Work to be completed
Transcribe the records that follow exactly. Skip the pictures.

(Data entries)
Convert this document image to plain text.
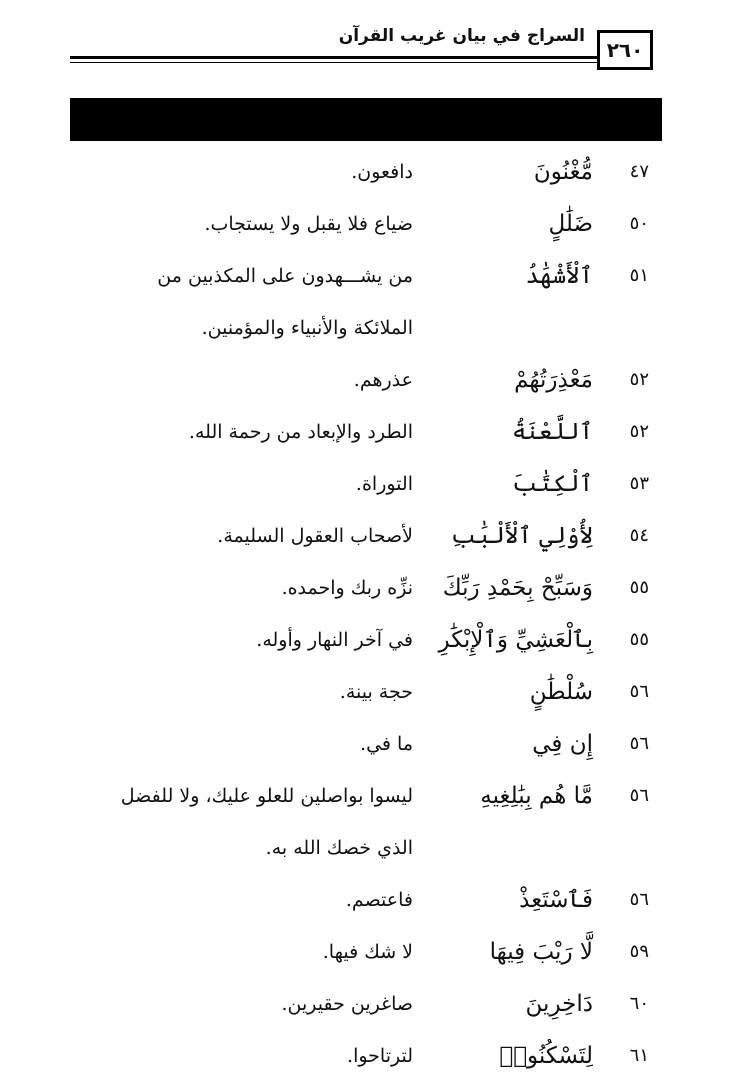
٢٦٠
السراج في بيان غريب القرآن
٤٧
مُّغْنُونَ
دافعون.
٥٠
ضَلَٰلٍ
ضياع فلا يقبل ولا يستجاب.
٥١
ٱلْأَشْهَٰدُ
من يشـــهدون على المكذبين من الملائكة والأنبياء والمؤمنين.
٥٢
مَعْذِرَتُهُمْ
عذرهم.
٥٢
ٱللَّعْنَةُ
الطرد والإبعاد من رحمة الله.
٥٣
ٱلْكِتَٰبَ
التوراة.
٥٤
لِأُوْلِي ٱلْأَلْبَٰبِ
لأصحاب العقول السليمة.
٥٥
وَسَبِّحْ بِحَمْدِ رَبِّكَ
نزِّه ربك واحمده.
٥٥
بِٱلْعَشِيِّ وَٱلْإِبْكَٰرِ
في آخر النهار وأوله.
٥٦
سُلْطَٰنٍ
حجة بينة.
٥٦
إِن فِي
ما في.
٥٦
مَّا هُم بِبَٰلِغِيهِ
ليسوا بواصلين للعلو عليك، ولا للفضل الذي خصك الله به.
٥٦
فَٱسْتَعِذْ
فاعتصم.
٥٩
لَّا رَيْبَ فِيهَا
لا شك فيها.
٦٠
دَاخِرِينَ
صاغرين حقيرين.
٦١
لِتَسْكُنُوا۟
لترتاحوا.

Final result
Convert this document image to plain text.
٢٦٠
السراج في بيان غريب القرآن
٤٧
مُّغْنُونَ
دافعون.
٥٠
ضَلَٰلٍ
ضياع فلا يقبل ولا يستجاب.
٥١
ٱلْأَشْهَٰدُ
من يشـــهدون على المكذبين من الملائكة والأنبياء والمؤمنين.
٥٢
مَعْذِرَتُهُمْ
عذرهم.
٥٢
ٱللَّعْنَةُ
الطرد والإبعاد من رحمة الله.
٥٣
ٱلْكِتَٰبَ
التوراة.
٥٤
لِأُوْلِي ٱلْأَلْبَٰبِ
لأصحاب العقول السليمة.
٥٥
وَسَبِّحْ بِحَمْدِ رَبِّكَ
نزِّه ربك واحمده.
٥٥
بِٱلْعَشِيِّ وَٱلْإِبْكَٰرِ
في آخر النهار وأوله.
٥٦
سُلْطَٰنٍ
حجة بينة.
٥٦
إِن فِي
ما في.
٥٦
مَّا هُم بِبَٰلِغِيهِ
ليسوا بواصلين للعلو عليك، ولا للفضل الذي خصك الله به.
٥٦
فَٱسْتَعِذْ
فاعتصم.
٥٩
لَّا رَيْبَ فِيهَا
لا شك فيها.
٦٠
دَاخِرِينَ
صاغرين حقيرين.
٦١
لِتَسْكُنُوا۟
لترتاحوا.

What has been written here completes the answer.